## Problem description:
Output the data word for word, dropping every image.
============
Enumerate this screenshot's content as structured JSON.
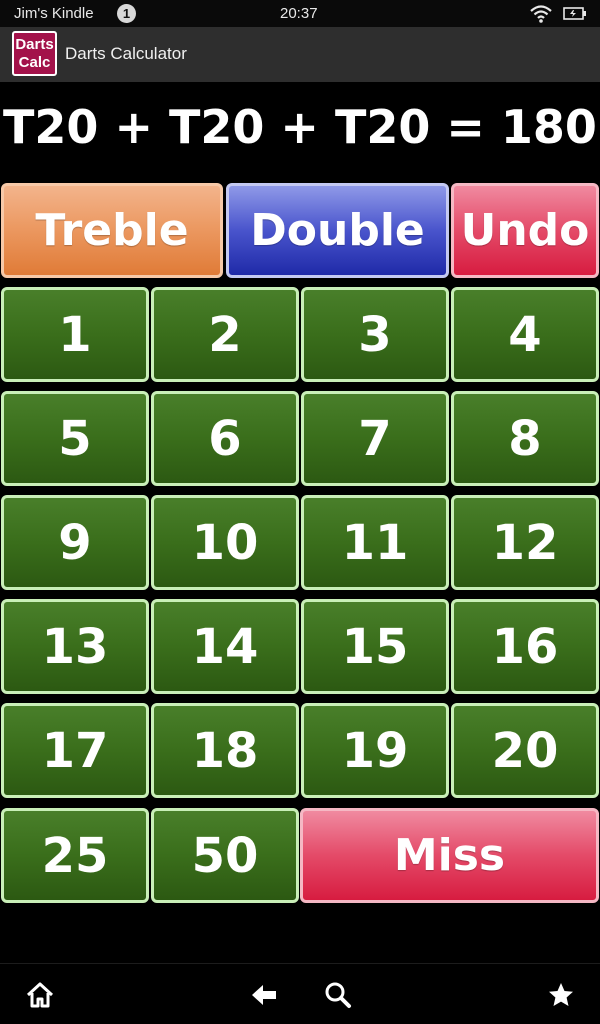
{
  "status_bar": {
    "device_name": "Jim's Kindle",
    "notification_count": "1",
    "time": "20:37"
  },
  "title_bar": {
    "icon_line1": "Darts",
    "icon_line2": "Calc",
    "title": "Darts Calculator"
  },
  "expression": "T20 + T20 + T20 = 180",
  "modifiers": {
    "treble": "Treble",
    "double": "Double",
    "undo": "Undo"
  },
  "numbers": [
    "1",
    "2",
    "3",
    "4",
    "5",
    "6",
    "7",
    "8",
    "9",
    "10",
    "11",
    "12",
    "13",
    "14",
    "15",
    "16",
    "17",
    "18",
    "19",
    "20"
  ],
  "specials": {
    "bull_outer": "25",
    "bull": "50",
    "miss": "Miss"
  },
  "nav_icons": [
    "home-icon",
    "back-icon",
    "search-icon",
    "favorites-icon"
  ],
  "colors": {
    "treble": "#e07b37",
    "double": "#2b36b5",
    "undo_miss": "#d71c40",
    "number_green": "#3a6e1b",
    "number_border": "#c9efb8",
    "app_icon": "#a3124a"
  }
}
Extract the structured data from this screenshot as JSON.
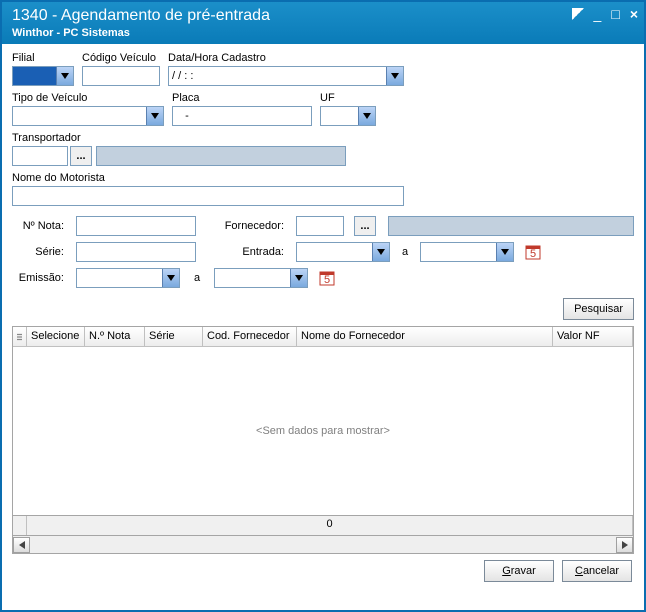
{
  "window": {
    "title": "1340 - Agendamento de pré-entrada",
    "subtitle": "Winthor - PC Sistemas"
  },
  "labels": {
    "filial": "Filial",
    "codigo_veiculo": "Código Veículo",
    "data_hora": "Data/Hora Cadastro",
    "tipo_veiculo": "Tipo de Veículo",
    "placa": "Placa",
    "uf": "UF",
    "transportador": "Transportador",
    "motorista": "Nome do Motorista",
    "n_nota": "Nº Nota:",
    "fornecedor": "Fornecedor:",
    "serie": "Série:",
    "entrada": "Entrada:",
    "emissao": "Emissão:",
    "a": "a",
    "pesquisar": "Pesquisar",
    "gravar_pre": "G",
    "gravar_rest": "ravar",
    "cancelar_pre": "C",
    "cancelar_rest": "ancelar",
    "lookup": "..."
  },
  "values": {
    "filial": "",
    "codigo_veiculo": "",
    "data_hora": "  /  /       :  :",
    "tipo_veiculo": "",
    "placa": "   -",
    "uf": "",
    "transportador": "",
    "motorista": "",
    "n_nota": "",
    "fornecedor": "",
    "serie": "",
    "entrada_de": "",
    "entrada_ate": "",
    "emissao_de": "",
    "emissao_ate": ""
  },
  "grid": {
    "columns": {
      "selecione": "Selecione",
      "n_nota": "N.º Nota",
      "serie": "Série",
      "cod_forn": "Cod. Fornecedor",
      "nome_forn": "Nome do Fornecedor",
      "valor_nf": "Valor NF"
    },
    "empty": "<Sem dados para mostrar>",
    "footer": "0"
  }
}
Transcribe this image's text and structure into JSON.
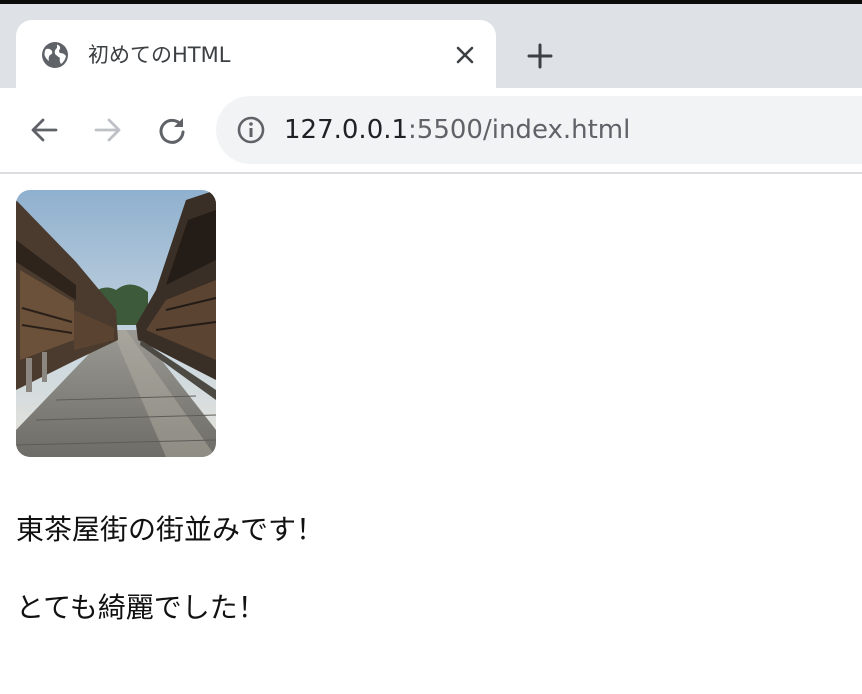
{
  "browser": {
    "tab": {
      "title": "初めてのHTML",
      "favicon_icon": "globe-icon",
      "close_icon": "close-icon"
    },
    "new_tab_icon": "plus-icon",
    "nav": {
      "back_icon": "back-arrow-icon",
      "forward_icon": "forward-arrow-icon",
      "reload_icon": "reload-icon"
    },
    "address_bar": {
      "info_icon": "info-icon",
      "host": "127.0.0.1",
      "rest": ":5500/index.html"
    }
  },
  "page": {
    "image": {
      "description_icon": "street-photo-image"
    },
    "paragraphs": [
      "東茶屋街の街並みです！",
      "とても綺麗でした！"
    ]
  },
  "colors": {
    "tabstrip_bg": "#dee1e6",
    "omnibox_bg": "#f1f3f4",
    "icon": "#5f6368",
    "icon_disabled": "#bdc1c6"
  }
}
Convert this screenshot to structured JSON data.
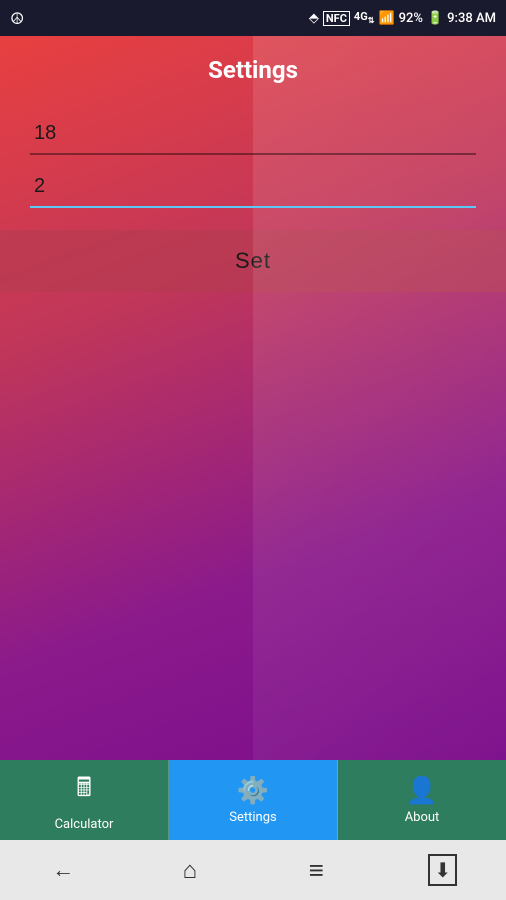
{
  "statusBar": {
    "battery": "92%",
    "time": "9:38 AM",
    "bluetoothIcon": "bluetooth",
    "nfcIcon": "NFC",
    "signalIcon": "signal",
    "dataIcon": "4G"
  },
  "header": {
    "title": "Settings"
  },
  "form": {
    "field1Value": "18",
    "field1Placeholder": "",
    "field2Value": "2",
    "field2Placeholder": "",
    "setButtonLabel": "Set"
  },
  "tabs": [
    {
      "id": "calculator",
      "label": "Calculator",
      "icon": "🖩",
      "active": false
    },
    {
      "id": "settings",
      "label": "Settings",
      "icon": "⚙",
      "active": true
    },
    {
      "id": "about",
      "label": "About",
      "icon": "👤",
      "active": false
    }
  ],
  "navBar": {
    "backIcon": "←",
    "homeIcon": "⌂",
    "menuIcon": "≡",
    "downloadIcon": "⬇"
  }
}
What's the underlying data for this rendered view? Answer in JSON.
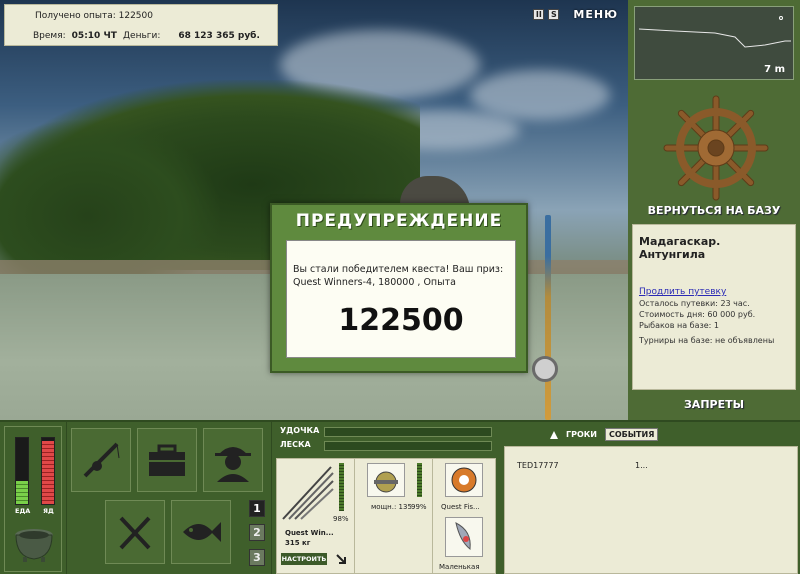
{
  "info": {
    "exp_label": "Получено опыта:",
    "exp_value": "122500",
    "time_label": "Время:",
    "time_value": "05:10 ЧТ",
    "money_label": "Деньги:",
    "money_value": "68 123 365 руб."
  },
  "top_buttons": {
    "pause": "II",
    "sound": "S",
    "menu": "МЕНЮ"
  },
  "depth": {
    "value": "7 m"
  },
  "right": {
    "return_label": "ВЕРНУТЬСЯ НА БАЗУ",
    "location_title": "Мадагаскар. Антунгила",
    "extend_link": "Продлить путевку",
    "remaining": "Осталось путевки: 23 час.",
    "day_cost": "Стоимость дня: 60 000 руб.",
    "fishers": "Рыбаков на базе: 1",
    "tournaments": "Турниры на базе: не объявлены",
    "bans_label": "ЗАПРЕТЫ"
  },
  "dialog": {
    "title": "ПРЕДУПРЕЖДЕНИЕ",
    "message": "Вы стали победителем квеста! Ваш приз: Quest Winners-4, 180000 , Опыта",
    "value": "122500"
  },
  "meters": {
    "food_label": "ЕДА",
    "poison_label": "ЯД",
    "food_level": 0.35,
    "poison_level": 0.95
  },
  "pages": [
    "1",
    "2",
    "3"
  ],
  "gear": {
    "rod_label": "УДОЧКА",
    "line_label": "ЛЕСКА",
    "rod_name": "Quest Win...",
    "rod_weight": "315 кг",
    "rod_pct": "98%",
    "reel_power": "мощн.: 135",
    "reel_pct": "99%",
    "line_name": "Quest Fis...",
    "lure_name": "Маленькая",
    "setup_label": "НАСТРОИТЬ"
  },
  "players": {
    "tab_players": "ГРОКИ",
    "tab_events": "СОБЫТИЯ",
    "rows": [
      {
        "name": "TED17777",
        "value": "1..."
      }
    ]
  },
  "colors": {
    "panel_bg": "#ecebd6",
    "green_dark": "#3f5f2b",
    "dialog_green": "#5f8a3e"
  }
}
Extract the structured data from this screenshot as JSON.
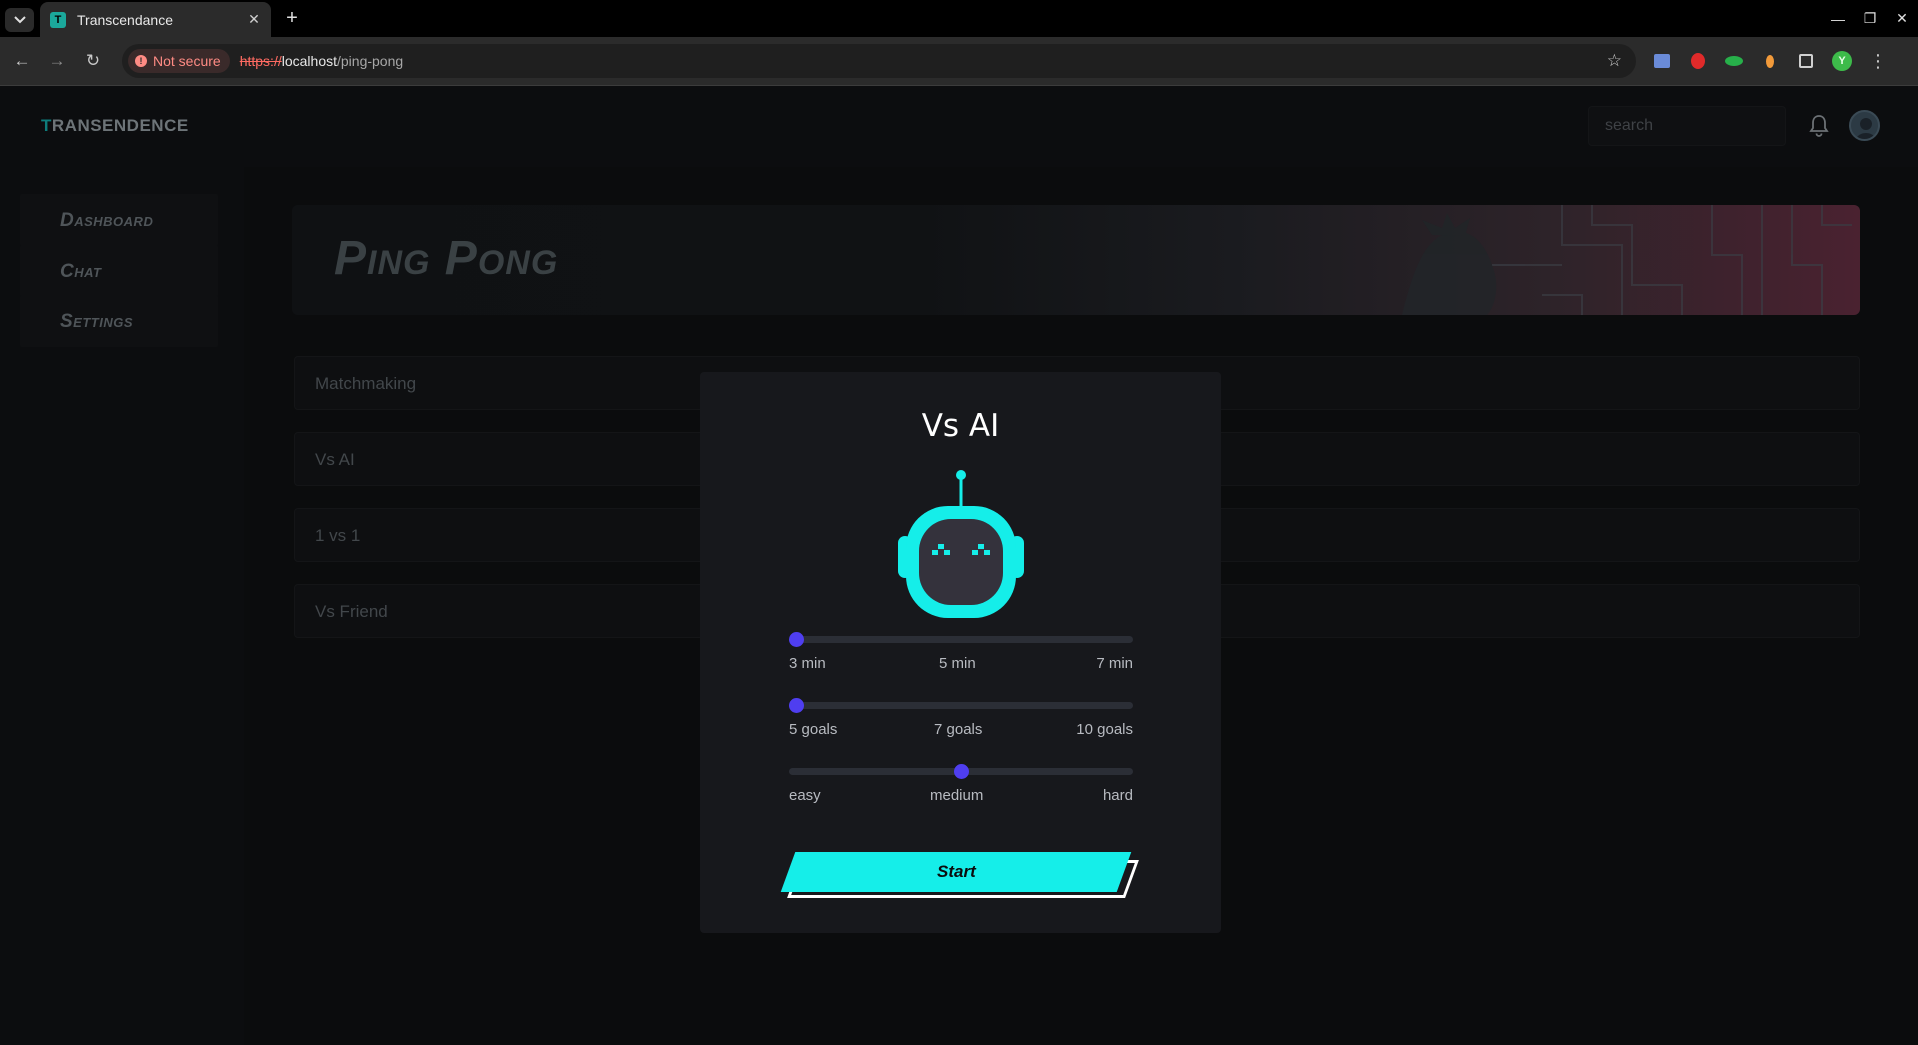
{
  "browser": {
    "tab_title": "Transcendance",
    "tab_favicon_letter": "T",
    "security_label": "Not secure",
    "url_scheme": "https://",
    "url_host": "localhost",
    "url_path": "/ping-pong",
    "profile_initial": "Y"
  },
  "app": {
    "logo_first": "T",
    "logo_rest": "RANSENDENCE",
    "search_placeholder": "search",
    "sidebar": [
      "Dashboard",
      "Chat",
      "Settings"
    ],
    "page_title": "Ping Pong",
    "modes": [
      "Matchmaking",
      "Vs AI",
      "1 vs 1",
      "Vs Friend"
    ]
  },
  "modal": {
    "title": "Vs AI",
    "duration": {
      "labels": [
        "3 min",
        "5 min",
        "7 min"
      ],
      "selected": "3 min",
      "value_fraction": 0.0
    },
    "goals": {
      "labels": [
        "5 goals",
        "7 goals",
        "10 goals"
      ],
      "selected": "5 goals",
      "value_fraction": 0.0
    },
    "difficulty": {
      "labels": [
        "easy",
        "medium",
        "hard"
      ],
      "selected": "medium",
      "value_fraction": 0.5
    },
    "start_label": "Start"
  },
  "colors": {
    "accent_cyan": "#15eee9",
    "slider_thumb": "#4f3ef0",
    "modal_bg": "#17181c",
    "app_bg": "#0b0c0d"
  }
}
============
## Output of the exercise:
Enumerate this screenshot's content as structured JSON.
{
  "status_bar": {
    "device_name": "Jim's Kindle",
    "notification_count": "1",
    "time": "20:37"
  },
  "title_bar": {
    "icon_line1": "Darts",
    "icon_line2": "Calc",
    "title": "Darts Calculator"
  },
  "expression": "T20 + T20 + T20 = 180",
  "modifiers": {
    "treble": "Treble",
    "double": "Double",
    "undo": "Undo"
  },
  "numbers": [
    "1",
    "2",
    "3",
    "4",
    "5",
    "6",
    "7",
    "8",
    "9",
    "10",
    "11",
    "12",
    "13",
    "14",
    "15",
    "16",
    "17",
    "18",
    "19",
    "20"
  ],
  "specials": {
    "bull_outer": "25",
    "bull": "50",
    "miss": "Miss"
  },
  "nav_icons": [
    "home-icon",
    "back-icon",
    "search-icon",
    "favorites-icon"
  ],
  "colors": {
    "treble": "#e07b37",
    "double": "#2b36b5",
    "undo_miss": "#d71c40",
    "number_green": "#3a6e1b",
    "number_border": "#c9efb8",
    "app_icon": "#a3124a"
  }
}
Extract the structured data from this screenshot as JSON.
{
  "window": {
    "title": "1340 - Agendamento de pré-entrada",
    "subtitle": "Winthor - PC Sistemas"
  },
  "labels": {
    "filial": "Filial",
    "codigo_veiculo": "Código Veículo",
    "data_hora": "Data/Hora Cadastro",
    "tipo_veiculo": "Tipo de Veículo",
    "placa": "Placa",
    "uf": "UF",
    "transportador": "Transportador",
    "motorista": "Nome do Motorista",
    "n_nota": "Nº Nota:",
    "fornecedor": "Fornecedor:",
    "serie": "Série:",
    "entrada": "Entrada:",
    "emissao": "Emissão:",
    "a": "a",
    "pesquisar": "Pesquisar",
    "gravar_pre": "G",
    "gravar_rest": "ravar",
    "cancelar_pre": "C",
    "cancelar_rest": "ancelar",
    "lookup": "..."
  },
  "values": {
    "filial": "",
    "codigo_veiculo": "",
    "data_hora": "  /  /       :  :",
    "tipo_veiculo": "",
    "placa": "   -",
    "uf": "",
    "transportador": "",
    "motorista": "",
    "n_nota": "",
    "fornecedor": "",
    "serie": "",
    "entrada_de": "",
    "entrada_ate": "",
    "emissao_de": "",
    "emissao_ate": ""
  },
  "grid": {
    "columns": {
      "selecione": "Selecione",
      "n_nota": "N.º Nota",
      "serie": "Série",
      "cod_forn": "Cod. Fornecedor",
      "nome_forn": "Nome do Fornecedor",
      "valor_nf": "Valor NF"
    },
    "empty": "<Sem dados para mostrar>",
    "footer": "0"
  }
}
Transcribe this image's text and structure into JSON.
{
  "browser": {
    "tab": {
      "title": "初めてのHTML",
      "favicon_icon": "globe-icon",
      "close_icon": "close-icon"
    },
    "new_tab_icon": "plus-icon",
    "nav": {
      "back_icon": "back-arrow-icon",
      "forward_icon": "forward-arrow-icon",
      "reload_icon": "reload-icon"
    },
    "address_bar": {
      "info_icon": "info-icon",
      "host": "127.0.0.1",
      "rest": ":5500/index.html"
    }
  },
  "page": {
    "image": {
      "description_icon": "street-photo-image"
    },
    "paragraphs": [
      "東茶屋街の街並みです！",
      "とても綺麗でした！"
    ]
  },
  "colors": {
    "tabstrip_bg": "#dee1e6",
    "omnibox_bg": "#f1f3f4",
    "icon": "#5f6368",
    "icon_disabled": "#bdc1c6"
  }
}
Convert this screenshot to structured JSON data.
{
  "statusBar": {
    "battery": "92%",
    "time": "9:38 AM",
    "bluetoothIcon": "bluetooth",
    "nfcIcon": "NFC",
    "signalIcon": "signal",
    "dataIcon": "4G"
  },
  "header": {
    "title": "Settings"
  },
  "form": {
    "field1Value": "18",
    "field1Placeholder": "",
    "field2Value": "2",
    "field2Placeholder": "",
    "setButtonLabel": "Set"
  },
  "tabs": [
    {
      "id": "calculator",
      "label": "Calculator",
      "icon": "🖩",
      "active": false
    },
    {
      "id": "settings",
      "label": "Settings",
      "icon": "⚙",
      "active": true
    },
    {
      "id": "about",
      "label": "About",
      "icon": "👤",
      "active": false
    }
  ],
  "navBar": {
    "backIcon": "←",
    "homeIcon": "⌂",
    "menuIcon": "≡",
    "downloadIcon": "⬇"
  }
}
What's the underlying data for this rendered view? Answer in JSON.
{
  "info": {
    "exp_label": "Получено опыта:",
    "exp_value": "122500",
    "time_label": "Время:",
    "time_value": "05:10 ЧТ",
    "money_label": "Деньги:",
    "money_value": "68 123 365 руб."
  },
  "top_buttons": {
    "pause": "II",
    "sound": "S",
    "menu": "МЕНЮ"
  },
  "depth": {
    "value": "7 m"
  },
  "right": {
    "return_label": "ВЕРНУТЬСЯ НА БАЗУ",
    "location_title": "Мадагаскар. Антунгила",
    "extend_link": "Продлить путевку",
    "remaining": "Осталось путевки: 23 час.",
    "day_cost": "Стоимость дня: 60 000 руб.",
    "fishers": "Рыбаков на базе: 1",
    "tournaments": "Турниры на базе: не объявлены",
    "bans_label": "ЗАПРЕТЫ"
  },
  "dialog": {
    "title": "ПРЕДУПРЕЖДЕНИЕ",
    "message": "Вы стали победителем квеста! Ваш приз: Quest Winners-4, 180000 , Опыта",
    "value": "122500"
  },
  "meters": {
    "food_label": "ЕДА",
    "poison_label": "ЯД",
    "food_level": 0.35,
    "poison_level": 0.95
  },
  "pages": [
    "1",
    "2",
    "3"
  ],
  "gear": {
    "rod_label": "УДОЧКА",
    "line_label": "ЛЕСКА",
    "rod_name": "Quest Win...",
    "rod_weight": "315 кг",
    "rod_pct": "98%",
    "reel_power": "мощн.: 135",
    "reel_pct": "99%",
    "line_name": "Quest Fis...",
    "lure_name": "Маленькая",
    "setup_label": "НАСТРОИТЬ"
  },
  "players": {
    "tab_players": "ГРОКИ",
    "tab_events": "СОБЫТИЯ",
    "rows": [
      {
        "name": "TED17777",
        "value": "1..."
      }
    ]
  },
  "colors": {
    "panel_bg": "#ecebd6",
    "green_dark": "#3f5f2b",
    "dialog_green": "#5f8a3e"
  }
}
Extract the structured data from this screenshot as JSON.
{
  "browser": {
    "tab_title": "Transcendance",
    "tab_favicon_letter": "T",
    "security_label": "Not secure",
    "url_scheme": "https://",
    "url_host": "localhost",
    "url_path": "/ping-pong",
    "profile_initial": "Y"
  },
  "app": {
    "logo_first": "T",
    "logo_rest": "RANSENDENCE",
    "search_placeholder": "search",
    "sidebar": [
      "Dashboard",
      "Chat",
      "Settings"
    ],
    "page_title": "Ping Pong",
    "modes": [
      "Matchmaking",
      "Vs AI",
      "1 vs 1",
      "Vs Friend"
    ]
  },
  "modal": {
    "title": "Vs AI",
    "duration": {
      "labels": [
        "3 min",
        "5 min",
        "7 min"
      ],
      "selected": "3 min",
      "value_fraction": 0.0
    },
    "goals": {
      "labels": [
        "5 goals",
        "7 goals",
        "10 goals"
      ],
      "selected": "5 goals",
      "value_fraction": 0.0
    },
    "difficulty": {
      "labels": [
        "easy",
        "medium",
        "hard"
      ],
      "selected": "medium",
      "value_fraction": 0.5
    },
    "start_label": "Start"
  },
  "colors": {
    "accent_cyan": "#15eee9",
    "slider_thumb": "#4f3ef0",
    "modal_bg": "#17181c",
    "app_bg": "#0b0c0d"
  }
}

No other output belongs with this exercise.